Tasks:
**A.** Starting at the beginning of the listing and ending with the line that contains "The first viewing angle 42 is at (809, 586).", reproduce those lines with "top view" renamed to "plan view" and nothing else altered. Omit the pictures from your answer.
**B.** Write what comes next in the blog text on DVD region encoding and DRM, picking up after its final sentence.

Article:
Why would you pay more to get less?

Details here.

Thursday, August 31, 2006

Can you legally play an overseas DVD?

Virtually all DVDs have "region encoding", one or more codes on the disc that tells the player where in the world you are supposed to watch the DVD.

Needless to say, consumers are split into two groups: those who don't notice region encoding, and those who hate it passionately. For example, there are millions of fans of Japanese anime across all DVD regions, but anime DVDs are typically only released on Region 2 discs, making watching them difficult in the US or Australia. Hence, there are thriving black- and grey-markets for "mod chips" and other technologies for removing region encoding.

Kim Weatherall looks at the legality of playing DVDs from other regions in Australia. Although it is a very simple question -- "Can I legally watch this legally purchased DVD from overseas?" -- the answer is not simple at all.

After looking at various laws, including the Australian Copyright Act, the Aus-US Free Trade Agreement, and various legal rulings, the conclusion is that it is legal to watch those overseas DVDs -- but only just. It assumes two factors: firstly, that the copyrights on the computer code and video on the DVD disc, in both countries, are owned by the same person, and that the amount of video copied into the DVD player's temporary memory is not "substantial" -- whatever that means.

Weatherall's conclusion is sobering:

your right to play a DVD legitimately purchased overseas rests on as slender a thread as this: if a copyright owner can prove that a substantial part of the film is embodied in RAM at some given moment, they will be able to show that you are making a temporary copy, which is not covered by the section 43B defence.

Is this likely? Well, the question is effectively open. And Sony tried quite hard to demonstrate this after the fact in Stevens v Sony, using a demonstration of how much game could be played without keeping the disk in the machine.

Tuesday, August 22, 2006

PRM wars

Ed Felten discusses so-called "Property Rights Management" here. Worth reading if you want an early warning of the next stage in the battle over control and ownership.

I discussed this earlier.

Thursday, August 10, 2006

DRM Wars: Return of the Sith

Professor Ed Felten of Freedom To Tinker discusses signs that the debate over DRM is about to shift away from copyright.

For the last few years, proponents of Digital Restrictions Management software have claimed that it was all about enforcing copyrights. Opponents of DRM have observed that this was transparently false: DRM is more than just copy protection, which doesn't work. Bits, by their very nature, are copyable. Trying to make bits uncopable is like trying to make water not wet. DRM is more about controlling access to information, not about protecting copyright.

But, despite DRM, there is no shortage of copies of protected content available on the Internet. As Felten says:

The usual argument in favor of bolstering DRM is that DRM retards peer-to-peer copyright infringement. This argument has always been bunk — every worthwhile song, movie, and TV show is available via P2P, and there is no convincing practical or theoretical evidence that DRM can stop P2P infringement. Policymakers have either believed naively that the next generation of DRM would be different, or accepted vague talk about speedbumps and keeping honest people honest.

Source records
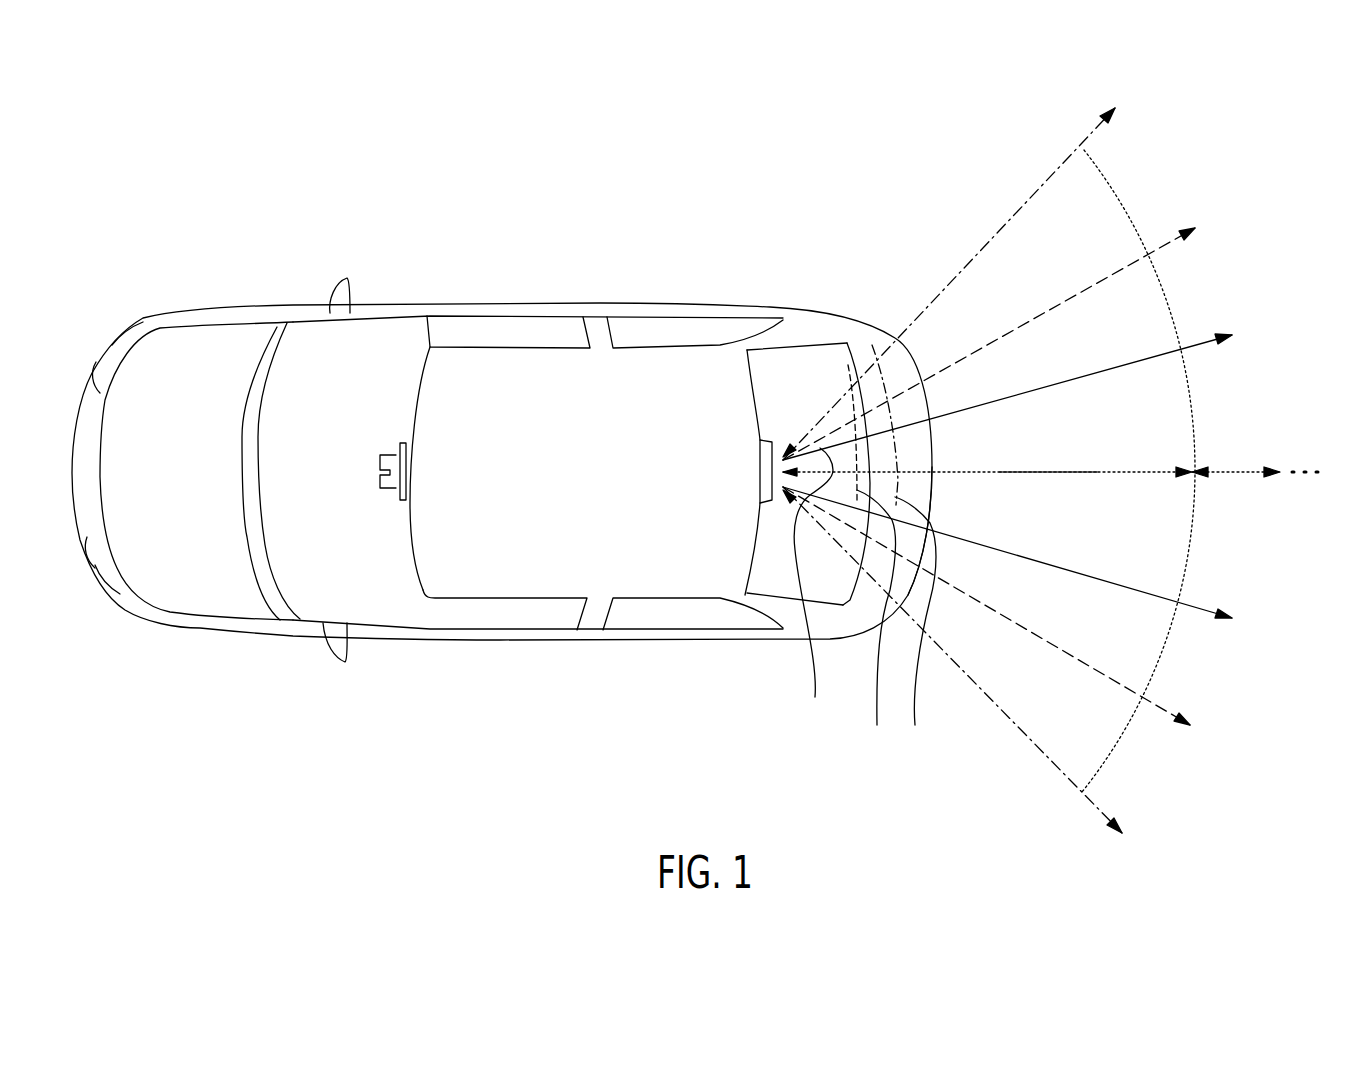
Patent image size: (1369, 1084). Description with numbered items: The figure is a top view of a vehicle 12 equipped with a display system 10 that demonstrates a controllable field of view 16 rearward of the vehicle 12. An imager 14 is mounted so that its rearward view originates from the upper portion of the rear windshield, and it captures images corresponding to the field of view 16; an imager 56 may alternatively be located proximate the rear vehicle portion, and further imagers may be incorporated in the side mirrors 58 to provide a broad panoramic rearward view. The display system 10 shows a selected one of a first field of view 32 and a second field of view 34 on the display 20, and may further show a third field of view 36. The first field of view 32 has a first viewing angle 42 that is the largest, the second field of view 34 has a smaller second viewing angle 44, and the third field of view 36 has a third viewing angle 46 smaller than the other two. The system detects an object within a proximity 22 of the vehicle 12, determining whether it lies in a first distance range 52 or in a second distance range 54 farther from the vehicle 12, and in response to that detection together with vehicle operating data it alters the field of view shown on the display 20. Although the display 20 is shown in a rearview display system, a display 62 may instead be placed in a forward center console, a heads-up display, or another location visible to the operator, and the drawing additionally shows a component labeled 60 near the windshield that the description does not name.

The display system 10 is at (740, 258).
The vehicle 12 is at (300, 313).
The imager 14 is at (790, 492).
The field of view 16 is at (1255, 572).
The display 20 is at (392, 490).
The proximity 22 is at (1087, 473).
The first field of view 32 is at (1050, 180).
The second field of view 34 is at (1167, 240).
The third field of view 36 is at (1203, 337).
The first viewing angle 42 is at (809, 586).
The second viewing angle 44 is at (872, 559).
The third viewing angle 46 is at (904, 552).
The first distance range 52 is at (1022, 475).
The second distance range 54 is at (1247, 477).
The imager 56 is at (937, 467).
The side mirrors 58 is at (345, 283).
The camera 60 is at (397, 438).
The display 62 is at (290, 500).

Responses in order:
**A.**
Patent image size: (1369, 1084). Description with numbered items: The figure is a plan view of a vehicle 12 equipped with a display system 10 that demonstrates a controllable field of view 16 rearward of the vehicle 12. An imager 14 is mounted so that its rearward view originates from the upper portion of the rear windshield, and it captures images corresponding to the field of view 16; an imager 56 may alternatively be located proximate the rear vehicle portion, and further imagers may be incorporated in the side mirrors 58 to provide a broad panoramic rearward view. The display system 10 shows a selected one of a first field of view 32 and a second field of view 34 on the display 20, and may further show a third field of view 36. The first field of view 32 has a first viewing angle 42 that is the largest, the second field of view 34 has a smaller second viewing angle 44, and the third field of view 36 has a third viewing angle 46 smaller than the other two. The system detects an object within a proximity 22 of the vehicle 12, determining whether it lies in a first distance range 52 or in a second distance range 54 farther from the vehicle 12, and in response to that detection together with vehicle operating data it alters the field of view shown on the display 20. Although the display 20 is shown in a rearview display system, a display 62 may instead be placed in a forward center console, a heads-up display, or another location visible to the operator, and the drawing additionally shows a component labeled 60 near the windshield that the description does not name.

The display system 10 is at (740, 258).
The vehicle 12 is at (300, 313).
The imager 14 is at (790, 492).
The field of view 16 is at (1255, 572).
The display 20 is at (392, 490).
The proximity 22 is at (1087, 473).
The first field of view 32 is at (1050, 180).
The second field of view 34 is at (1167, 240).
The third field of view 36 is at (1203, 337).
The first viewing angle 42 is at (809, 586).

**B.**
It seems that the music and movie companies and the policymakers have started to realise that water is wet DRM-as-copy-protection doesn't work. Consequently, DRM advocates are switching to two new arguments: price discrimination and lock-in. Naturally, they're in favour of both. Naturally, consumers (as well as many suppliers!) are opposed to both.

The first argument is that DRM allows suppliers to price discriminate -- charge different customers different amounts for the same product -- and that this is good for society.

The second is that DRM allows suppliers to lock their customers in to a single supplier, and naturally this too is supposed to be good for society.

And, naturally, these free market capitalists want the threat of government force to protect their efforts to disciminate and lock-in customers. Heaven forbid that they sell their crippled products in a truly free market, one where consumers are free to remove the DRM if they don't want it. You paid for it, you own it and can do anything you want with it, right? Not if the DRM advocates get their way. In their world, it's "you paid for it, we control it, if you don't like it, tough".

Like Felten, I'm going to skip over the merits and limitations of these two arguments for now, and merely observe that the DRM advocates' rhetoric is moving away from the P2P bogeyman and towards these "greed is good" arguments. (One might speculate whether or not the record labels' hopes to use P2P technologies for distributing music is one of the reasons they're cutting back on the "Napster and Kazaa are evil" rhetoric.)

Felten observes:

Interestingly, these new arguments have little or nothing to do with copyright. The maker of almost any product would like to price discriminate, or to lock customers in to its product. Accordingly, we can expect the debate over DRM policy to come unmoored from copyright, with people on both sides making arguments unrelated to copyright and its goals.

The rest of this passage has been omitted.